::: Dataset records :::

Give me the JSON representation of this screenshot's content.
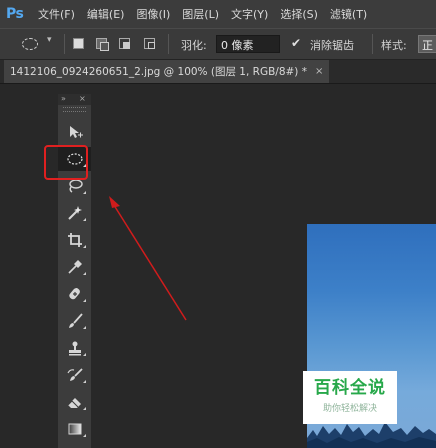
{
  "app": {
    "logo_text": "Ps"
  },
  "menu": [
    "文件(F)",
    "编辑(E)",
    "图像(I)",
    "图层(L)",
    "文字(Y)",
    "选择(S)",
    "滤镜(T)"
  ],
  "options_bar": {
    "tool_icon": "ellipse-marquee-icon",
    "feather_label": "羽化:",
    "feather_value": "0 像素",
    "antialias_checked": true,
    "antialias_label": "消除锯齿",
    "style_label": "样式:",
    "style_value": "正"
  },
  "document_tab": {
    "title": "1412106_0924260651_2.jpg @ 100% (图层 1, RGB/8#) *",
    "close": "×"
  },
  "tools_panel": {
    "collapse": "»",
    "close": "×",
    "tools": [
      "move-icon",
      "elliptical-marquee-icon",
      "lasso-icon",
      "quick-selection-icon",
      "crop-icon",
      "eyedropper-icon",
      "spot-healing-brush-icon",
      "brush-icon",
      "clone-stamp-icon",
      "history-brush-icon",
      "eraser-icon",
      "gradient-icon"
    ],
    "selected_tool": "elliptical-marquee-icon"
  },
  "annotation": {
    "color": "#e02020"
  },
  "watermark": {
    "title": "百科全说",
    "subtitle": "助你轻松解决"
  }
}
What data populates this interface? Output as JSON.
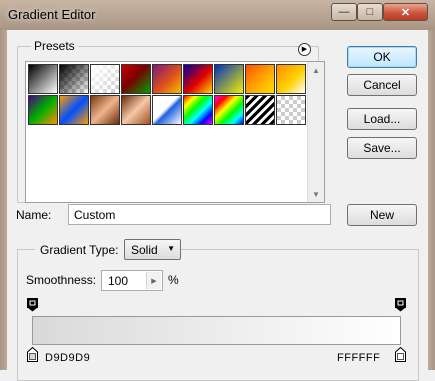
{
  "window": {
    "title": "Gradient Editor"
  },
  "titlebar_buttons": {
    "minimize": "—",
    "maximize": "□",
    "close": "✕"
  },
  "presets": {
    "label": "Presets",
    "menu_icon": "▶",
    "swatches": [
      "linear-gradient(135deg,#000 0%,#fff 100%)",
      "linear-gradient(135deg,#000 0%,rgba(0,0,0,0) 100%),repeating-conic-gradient(#ccc 0 25%,#fff 0 50%) 0 0/8px 8px",
      "linear-gradient(135deg,#fff 0%,rgba(255,255,255,0) 100%),repeating-conic-gradient(#ccc 0 25%,#fff 0 50%) 0 0/8px 8px",
      "linear-gradient(135deg,#cc0000,#7a0000 45%,#00a000)",
      "linear-gradient(135deg,#7a1a7a,#e0501a 55%,#f5c000)",
      "linear-gradient(135deg,#0000a0,#e00000 55%,#ffd700)",
      "linear-gradient(135deg,#0030c0,#f0f000)",
      "linear-gradient(135deg,#ff5000,#ffa000 50%,#ffe000)",
      "linear-gradient(135deg,#ff8c00,#ffd000 55%,rgba(255,255,255,0))",
      "linear-gradient(135deg,#4b0082,#00b000 50%,#ff8c00)",
      "linear-gradient(135deg,#ff9a00,#0050ff 50%,#ff9a00)",
      "linear-gradient(135deg,#7a3a10,#f0b48c 50%,#6a2a0a)",
      "linear-gradient(135deg,#6a2a0a,#f5c8a8 50%,#a05020)",
      "linear-gradient(135deg,#fff 45%,#2060e0 55%,#fff)",
      "linear-gradient(135deg,#ff0000,#ffff00 20%,#00ff00 40%,#00ffff 60%,#0000ff 80%,#ff00ff)",
      "linear-gradient(135deg,#ff00ff,#ff0000 20%,#ffff00 40%,#00ff00 60%,#00ffff 80%,#0000ff)",
      "repeating-linear-gradient(135deg,#000 0 3px,#fff 3px 6px)",
      "repeating-conic-gradient(#ccc 0 25%,#fff 0 50%) 0 0/8px 8px"
    ]
  },
  "buttons": {
    "ok": "OK",
    "cancel": "Cancel",
    "load": "Load...",
    "save": "Save...",
    "new": "New"
  },
  "name_field": {
    "label": "Name:",
    "value": "Custom"
  },
  "gradient": {
    "type_label": "Gradient Type:",
    "type_value": "Solid",
    "smoothness_label": "Smoothness:",
    "smoothness_value": "100",
    "smoothness_unit": "%",
    "start_color": "D9D9D9",
    "end_color": "FFFFFF"
  }
}
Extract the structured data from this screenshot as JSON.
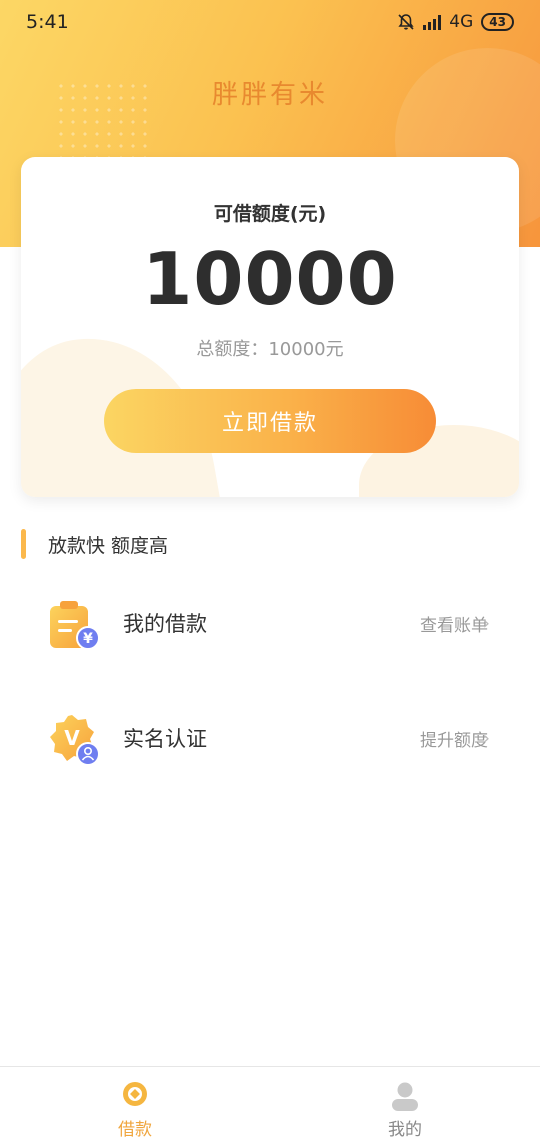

:::

__Required work__
Repeat the full listing above exactly, with no pictures in the copy.

__Solved problem__
Give me the JSON representation of this screenshot's content.
{
  "app": {
    "logo_text": "Ps"
  },
  "menu": [
    "文件(F)",
    "编辑(E)",
    "图像(I)",
    "图层(L)",
    "文字(Y)",
    "选择(S)",
    "滤镜(T)"
  ],
  "options_bar": {
    "tool_icon": "ellipse-marquee-icon",
    "feather_label": "羽化:",
    "feather_value": "0 像素",
    "antialias_checked": true,
    "antialias_label": "消除锯齿",
    "style_label": "样式:",
    "style_value": "正"
  },
  "document_tab": {
    "title": "1412106_0924260651_2.jpg @ 100% (图层 1, RGB/8#) *",
    "close": "×"
  },
  "tools_panel": {
    "collapse": "»",
    "close": "×",
    "tools": [
      "move-icon",
      "elliptical-marquee-icon",
      "lasso-icon",
      "quick-selection-icon",
      "crop-icon",
      "eyedropper-icon",
      "spot-healing-brush-icon",
      "brush-icon",
      "clone-stamp-icon",
      "history-brush-icon",
      "eraser-icon",
      "gradient-icon"
    ],
    "selected_tool": "elliptical-marquee-icon"
  },
  "annotation": {
    "color": "#e02020"
  },
  "watermark": {
    "title": "百科全说",
    "subtitle": "助你轻松解决"
  }
}
What data populates this interface? Output as JSON.
{
  "window": {
    "title": "Gradient Editor"
  },
  "titlebar_buttons": {
    "minimize": "—",
    "maximize": "□",
    "close": "✕"
  },
  "presets": {
    "label": "Presets",
    "menu_icon": "▶",
    "swatches": [
      "linear-gradient(135deg,#000 0%,#fff 100%)",
      "linear-gradient(135deg,#000 0%,rgba(0,0,0,0) 100%),repeating-conic-gradient(#ccc 0 25%,#fff 0 50%) 0 0/8px 8px",
      "linear-gradient(135deg,#fff 0%,rgba(255,255,255,0) 100%),repeating-conic-gradient(#ccc 0 25%,#fff 0 50%) 0 0/8px 8px",
      "linear-gradient(135deg,#cc0000,#7a0000 45%,#00a000)",
      "linear-gradient(135deg,#7a1a7a,#e0501a 55%,#f5c000)",
      "linear-gradient(135deg,#0000a0,#e00000 55%,#ffd700)",
      "linear-gradient(135deg,#0030c0,#f0f000)",
      "linear-gradient(135deg,#ff5000,#ffa000 50%,#ffe000)",
      "linear-gradient(135deg,#ff8c00,#ffd000 55%,rgba(255,255,255,0))",
      "linear-gradient(135deg,#4b0082,#00b000 50%,#ff8c00)",
      "linear-gradient(135deg,#ff9a00,#0050ff 50%,#ff9a00)",
      "linear-gradient(135deg,#7a3a10,#f0b48c 50%,#6a2a0a)",
      "linear-gradient(135deg,#6a2a0a,#f5c8a8 50%,#a05020)",
      "linear-gradient(135deg,#fff 45%,#2060e0 55%,#fff)",
      "linear-gradient(135deg,#ff0000,#ffff00 20%,#00ff00 40%,#00ffff 60%,#0000ff 80%,#ff00ff)",
      "linear-gradient(135deg,#ff00ff,#ff0000 20%,#ffff00 40%,#00ff00 60%,#00ffff 80%,#0000ff)",
      "repeating-linear-gradient(135deg,#000 0 3px,#fff 3px 6px)",
      "repeating-conic-gradient(#ccc 0 25%,#fff 0 50%) 0 0/8px 8px"
    ]
  },
  "buttons": {
    "ok": "OK",
    "cancel": "Cancel",
    "load": "Load...",
    "save": "Save...",
    "new": "New"
  },
  "name_field": {
    "label": "Name:",
    "value": "Custom"
  },
  "gradient": {
    "type_label": "Gradient Type:",
    "type_value": "Solid",
    "smoothness_label": "Smoothness:",
    "smoothness_value": "100",
    "smoothness_unit": "%",
    "start_color": "D9D9D9",
    "end_color": "FFFFFF"
  }
}
Extract the structured data from this screenshot as JSON.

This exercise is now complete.